Reproduce the records below in full and exactly, without their images.

▶ DATA RECORDS:
■ ■ ■ ■

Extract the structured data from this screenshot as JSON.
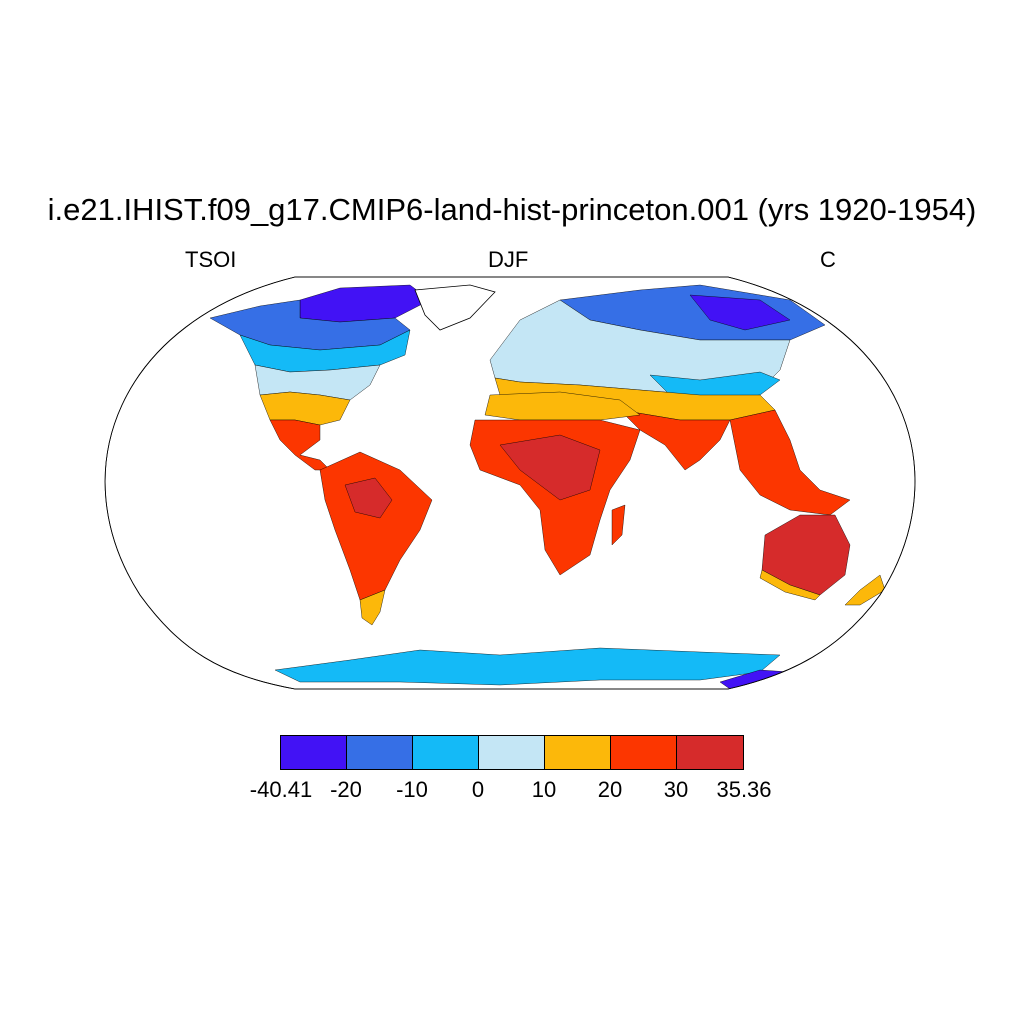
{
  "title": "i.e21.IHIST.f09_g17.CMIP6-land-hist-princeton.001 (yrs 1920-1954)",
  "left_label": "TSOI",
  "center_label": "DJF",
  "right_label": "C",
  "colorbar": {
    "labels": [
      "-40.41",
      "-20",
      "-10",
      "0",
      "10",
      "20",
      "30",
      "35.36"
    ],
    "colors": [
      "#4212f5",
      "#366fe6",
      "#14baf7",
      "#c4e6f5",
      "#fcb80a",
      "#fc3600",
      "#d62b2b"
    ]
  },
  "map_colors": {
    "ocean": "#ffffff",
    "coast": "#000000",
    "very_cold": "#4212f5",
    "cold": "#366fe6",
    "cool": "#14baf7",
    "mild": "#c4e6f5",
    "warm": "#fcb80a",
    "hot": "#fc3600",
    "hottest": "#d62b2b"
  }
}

■ ■ ■ ■

▶ RESPONSE TO THIS TASK:
Extract the structured data from this screenshot as JSON.
{
  "title": "i.e21.IHIST.f09_g17.CMIP6-land-hist-princeton.001 (yrs 1920-1954)",
  "left_label": "TSOI",
  "center_label": "DJF",
  "right_label": "C",
  "colorbar": {
    "labels": [
      "-40.41",
      "-20",
      "-10",
      "0",
      "10",
      "20",
      "30",
      "35.36"
    ],
    "colors": [
      "#4212f5",
      "#366fe6",
      "#14baf7",
      "#c4e6f5",
      "#fcb80a",
      "#fc3600",
      "#d62b2b"
    ]
  },
  "map_colors": {
    "ocean": "#ffffff",
    "coast": "#000000",
    "very_cold": "#4212f5",
    "cold": "#366fe6",
    "cool": "#14baf7",
    "mild": "#c4e6f5",
    "warm": "#fcb80a",
    "hot": "#fc3600",
    "hottest": "#d62b2b"
  }
}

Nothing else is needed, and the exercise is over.